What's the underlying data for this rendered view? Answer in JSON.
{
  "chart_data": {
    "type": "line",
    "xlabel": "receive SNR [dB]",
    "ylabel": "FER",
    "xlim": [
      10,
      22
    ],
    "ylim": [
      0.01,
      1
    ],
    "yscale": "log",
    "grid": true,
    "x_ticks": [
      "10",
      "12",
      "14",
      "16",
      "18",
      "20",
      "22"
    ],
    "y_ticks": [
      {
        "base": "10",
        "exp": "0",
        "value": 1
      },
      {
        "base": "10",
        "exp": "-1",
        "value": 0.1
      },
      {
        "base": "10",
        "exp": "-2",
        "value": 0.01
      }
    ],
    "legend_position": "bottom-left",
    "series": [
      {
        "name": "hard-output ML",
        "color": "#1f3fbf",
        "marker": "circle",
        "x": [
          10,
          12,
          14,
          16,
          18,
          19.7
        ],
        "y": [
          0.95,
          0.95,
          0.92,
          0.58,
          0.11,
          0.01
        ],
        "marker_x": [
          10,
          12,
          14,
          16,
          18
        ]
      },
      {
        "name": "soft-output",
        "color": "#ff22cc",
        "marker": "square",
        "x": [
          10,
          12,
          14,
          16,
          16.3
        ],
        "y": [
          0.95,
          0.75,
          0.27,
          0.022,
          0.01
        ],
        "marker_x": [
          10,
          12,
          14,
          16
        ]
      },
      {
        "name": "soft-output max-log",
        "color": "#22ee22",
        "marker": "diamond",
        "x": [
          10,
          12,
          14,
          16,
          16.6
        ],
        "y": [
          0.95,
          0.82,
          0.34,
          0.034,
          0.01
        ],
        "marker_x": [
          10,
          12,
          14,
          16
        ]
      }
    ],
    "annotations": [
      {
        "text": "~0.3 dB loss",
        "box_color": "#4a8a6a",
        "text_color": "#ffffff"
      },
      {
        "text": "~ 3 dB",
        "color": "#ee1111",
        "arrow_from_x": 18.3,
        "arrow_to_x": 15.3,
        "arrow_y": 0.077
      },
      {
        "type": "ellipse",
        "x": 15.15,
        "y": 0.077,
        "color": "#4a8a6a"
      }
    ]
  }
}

=-=-=-=-=

### Brief
Copy every line that includes the string "name" from the material above.

### Solution to this task
        "name": "hard-output ML",
        "name": "soft-output",
        "name": "soft-output max-log",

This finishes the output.